Given exercise:
Transcribe the records exactly. Pictures do not belong in the transcription.

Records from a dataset
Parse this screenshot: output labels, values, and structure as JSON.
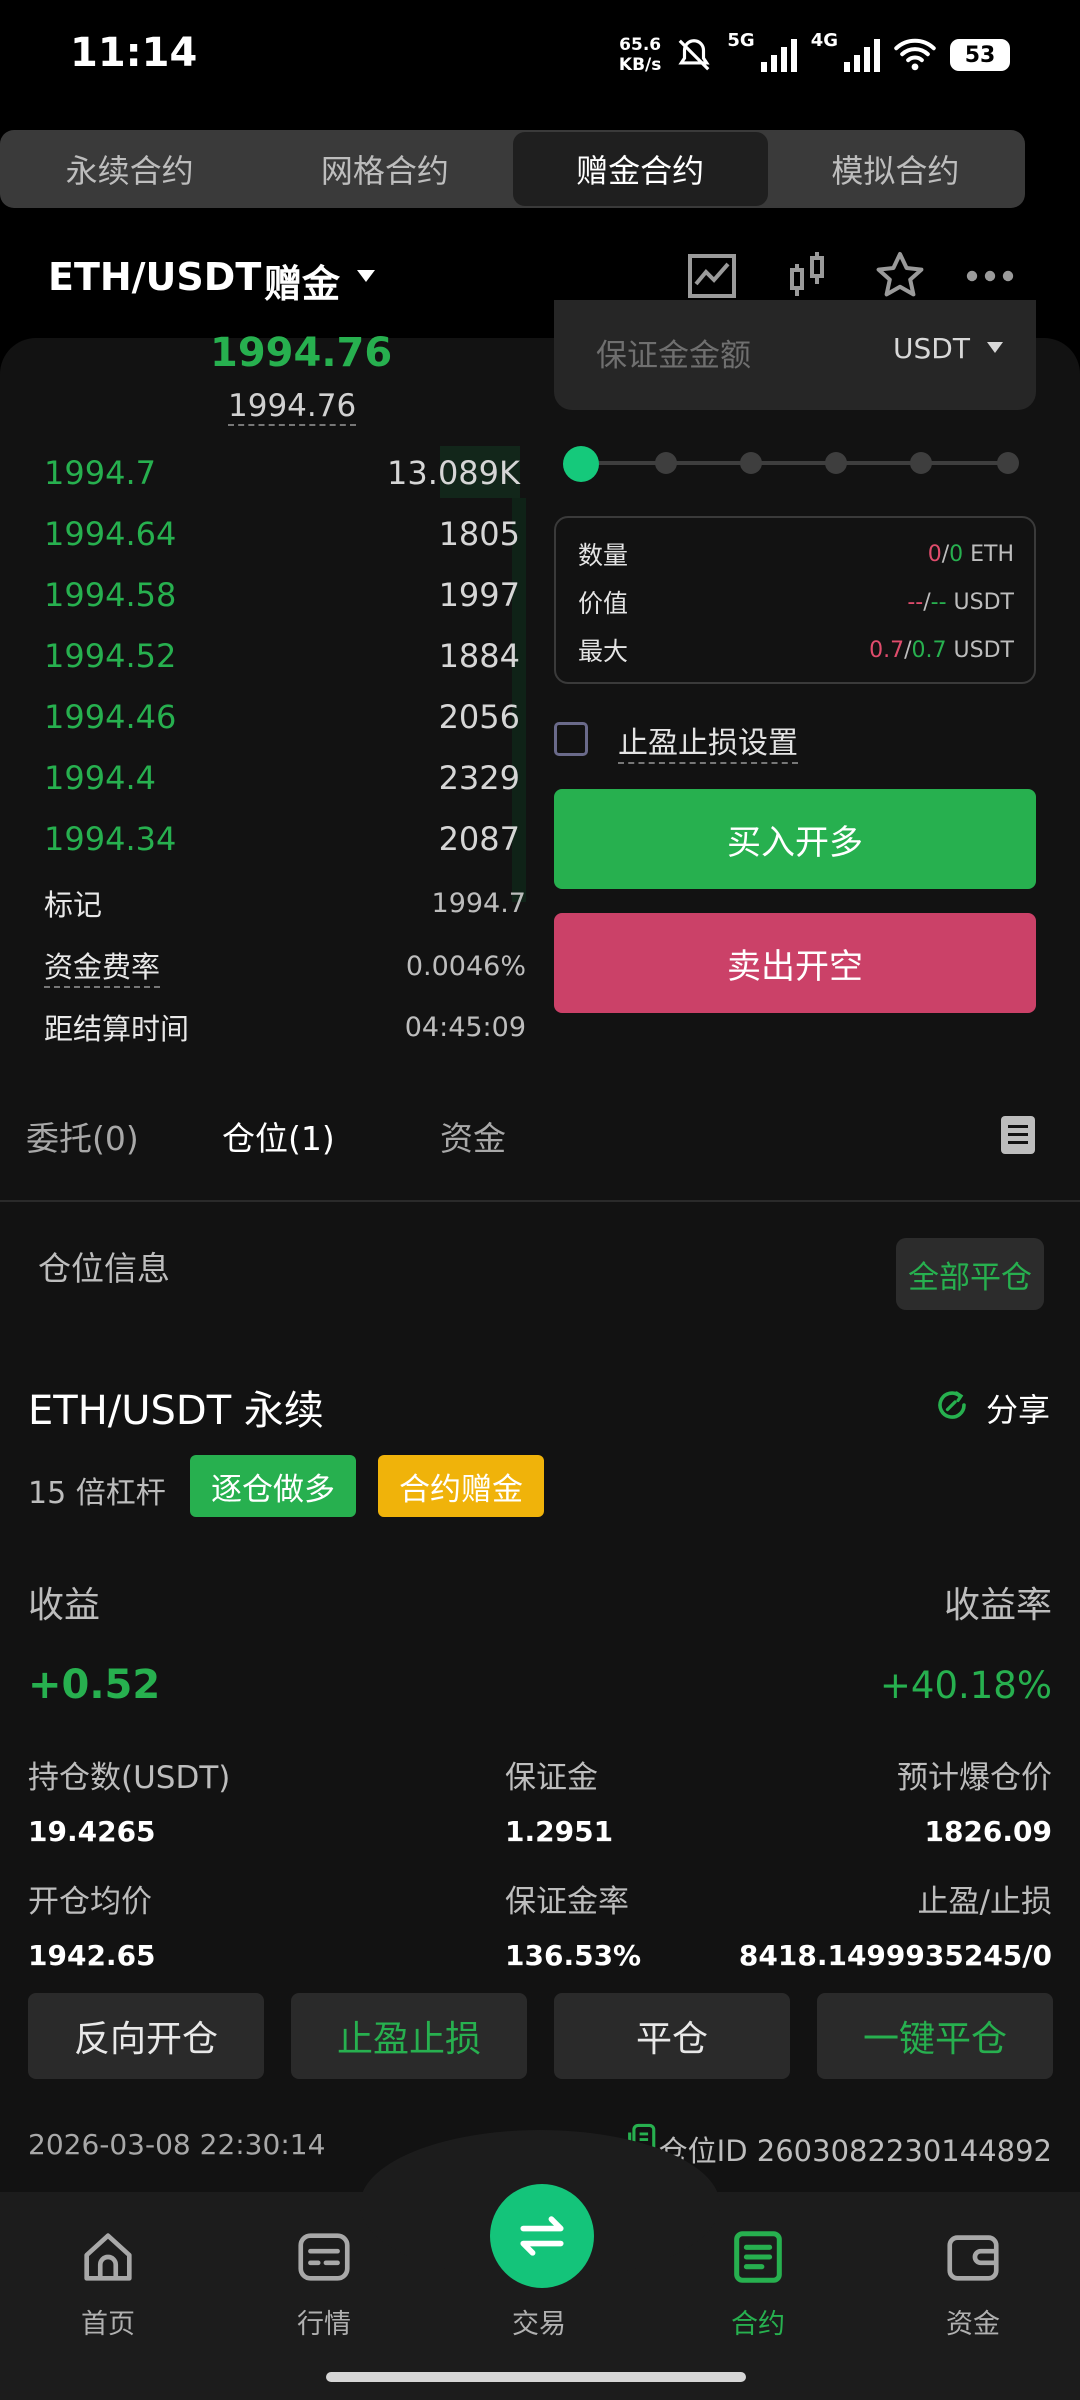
{
  "status": {
    "time": "11:14",
    "speed_value": "65.6",
    "speed_unit": "KB/s",
    "net1": "5G",
    "net2": "4G",
    "battery": "53"
  },
  "top_tabs": [
    {
      "label": "永续合约"
    },
    {
      "label": "网格合约"
    },
    {
      "label": "赠金合约",
      "active": true
    },
    {
      "label": "模拟合约"
    }
  ],
  "header": {
    "pair": "ETH/USDT",
    "mode": "赠金",
    "icons": [
      "chart-line-icon",
      "candlestick-icon",
      "star-icon",
      "more-icon"
    ]
  },
  "order_book": {
    "last_price": "1994.76",
    "mark_price": "1994.76",
    "rows": [
      {
        "price": "1994.7",
        "qty": "13.089K"
      },
      {
        "price": "1994.64",
        "qty": "1805"
      },
      {
        "price": "1994.58",
        "qty": "1997"
      },
      {
        "price": "1994.52",
        "qty": "1884"
      },
      {
        "price": "1994.46",
        "qty": "2056"
      },
      {
        "price": "1994.4",
        "qty": "2329"
      },
      {
        "price": "1994.34",
        "qty": "2087"
      }
    ],
    "info": [
      {
        "label": "标记",
        "value": "1994.7"
      },
      {
        "label": "资金费率",
        "value": "0.0046%"
      },
      {
        "label": "距结算时间",
        "value": "04:45:09"
      }
    ]
  },
  "order_form": {
    "margin_placeholder": "保证金金额",
    "margin_unit": "USDT",
    "slider_fraction": 0,
    "qty": {
      "label": "数量",
      "a": "0",
      "sep": "/",
      "b": "0",
      "unit": " ETH"
    },
    "value": {
      "label": "价值",
      "a": "--",
      "sep": "/",
      "b": "--",
      "unit": " USDT"
    },
    "max": {
      "label": "最大",
      "a": "0.7",
      "sep": "/",
      "b": "0.7",
      "unit": " USDT"
    },
    "tp_sl_label": "止盈止损设置",
    "buy_label": "买入开多",
    "sell_label": "卖出开空"
  },
  "orders_tabs": [
    {
      "label": "委托(0)"
    },
    {
      "label": "仓位(1)",
      "active": true
    },
    {
      "label": "资金"
    }
  ],
  "position": {
    "section_title": "仓位信息",
    "close_all": "全部平仓",
    "symbol": "ETH/USDT 永续",
    "share": "分享",
    "leverage": "15 倍杠杆",
    "tag_side": "逐仓做多",
    "tag_bonus": "合约赠金",
    "pnl_label": "收益",
    "roe_label": "收益率",
    "pnl": "+0.52",
    "roe": "+40.18%",
    "fields": [
      {
        "label": "持仓数(USDT)",
        "value": "19.4265"
      },
      {
        "label": "保证金",
        "value": "1.2951"
      },
      {
        "label": "预计爆仓价",
        "value": "1826.09"
      },
      {
        "label": "开仓均价",
        "value": "1942.65"
      },
      {
        "label": "保证金率",
        "value": "136.53%"
      },
      {
        "label": "止盈/止损",
        "value": "8418.1499935245/0"
      }
    ],
    "actions": [
      "反向开仓",
      "止盈止损",
      "平仓",
      "一键平仓"
    ],
    "time": "2026-03-08 22:30:14",
    "id": "仓位ID 2603082230144892"
  },
  "nav": {
    "items": [
      {
        "label": "首页"
      },
      {
        "label": "行情"
      },
      {
        "label": "交易"
      },
      {
        "label": "合约",
        "active": true
      },
      {
        "label": "资金"
      }
    ]
  },
  "colors": {
    "green": "#27b04f",
    "red": "#cb4168",
    "accent": "#14c47a",
    "yellow": "#f0b30a"
  }
}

The response:
Parse this screenshot: output labels, values, and structure as JSON.
{
  "status": {
    "time": "11:14",
    "speed_value": "65.6",
    "speed_unit": "KB/s",
    "net1": "5G",
    "net2": "4G",
    "battery": "53"
  },
  "top_tabs": [
    {
      "label": "永续合约"
    },
    {
      "label": "网格合约"
    },
    {
      "label": "赠金合约",
      "active": true
    },
    {
      "label": "模拟合约"
    }
  ],
  "header": {
    "pair": "ETH/USDT",
    "mode": "赠金",
    "icons": [
      "chart-line-icon",
      "candlestick-icon",
      "star-icon",
      "more-icon"
    ]
  },
  "order_book": {
    "last_price": "1994.76",
    "mark_price": "1994.76",
    "rows": [
      {
        "price": "1994.7",
        "qty": "13.089K"
      },
      {
        "price": "1994.64",
        "qty": "1805"
      },
      {
        "price": "1994.58",
        "qty": "1997"
      },
      {
        "price": "1994.52",
        "qty": "1884"
      },
      {
        "price": "1994.46",
        "qty": "2056"
      },
      {
        "price": "1994.4",
        "qty": "2329"
      },
      {
        "price": "1994.34",
        "qty": "2087"
      }
    ],
    "info": [
      {
        "label": "标记",
        "value": "1994.7"
      },
      {
        "label": "资金费率",
        "value": "0.0046%"
      },
      {
        "label": "距结算时间",
        "value": "04:45:09"
      }
    ]
  },
  "order_form": {
    "margin_placeholder": "保证金金额",
    "margin_unit": "USDT",
    "slider_fraction": 0,
    "qty": {
      "label": "数量",
      "a": "0",
      "sep": "/",
      "b": "0",
      "unit": " ETH"
    },
    "value": {
      "label": "价值",
      "a": "--",
      "sep": "/",
      "b": "--",
      "unit": " USDT"
    },
    "max": {
      "label": "最大",
      "a": "0.7",
      "sep": "/",
      "b": "0.7",
      "unit": " USDT"
    },
    "tp_sl_label": "止盈止损设置",
    "buy_label": "买入开多",
    "sell_label": "卖出开空"
  },
  "orders_tabs": [
    {
      "label": "委托(0)"
    },
    {
      "label": "仓位(1)",
      "active": true
    },
    {
      "label": "资金"
    }
  ],
  "position": {
    "section_title": "仓位信息",
    "close_all": "全部平仓",
    "symbol": "ETH/USDT 永续",
    "share": "分享",
    "leverage": "15 倍杠杆",
    "tag_side": "逐仓做多",
    "tag_bonus": "合约赠金",
    "pnl_label": "收益",
    "roe_label": "收益率",
    "pnl": "+0.52",
    "roe": "+40.18%",
    "fields": [
      {
        "label": "持仓数(USDT)",
        "value": "19.4265"
      },
      {
        "label": "保证金",
        "value": "1.2951"
      },
      {
        "label": "预计爆仓价",
        "value": "1826.09"
      },
      {
        "label": "开仓均价",
        "value": "1942.65"
      },
      {
        "label": "保证金率",
        "value": "136.53%"
      },
      {
        "label": "止盈/止损",
        "value": "8418.1499935245/0"
      }
    ],
    "actions": [
      "反向开仓",
      "止盈止损",
      "平仓",
      "一键平仓"
    ],
    "time": "2026-03-08 22:30:14",
    "id": "仓位ID 2603082230144892"
  },
  "nav": {
    "items": [
      {
        "label": "首页"
      },
      {
        "label": "行情"
      },
      {
        "label": "交易"
      },
      {
        "label": "合约",
        "active": true
      },
      {
        "label": "资金"
      }
    ]
  },
  "colors": {
    "green": "#27b04f",
    "red": "#cb4168",
    "accent": "#14c47a",
    "yellow": "#f0b30a"
  }
}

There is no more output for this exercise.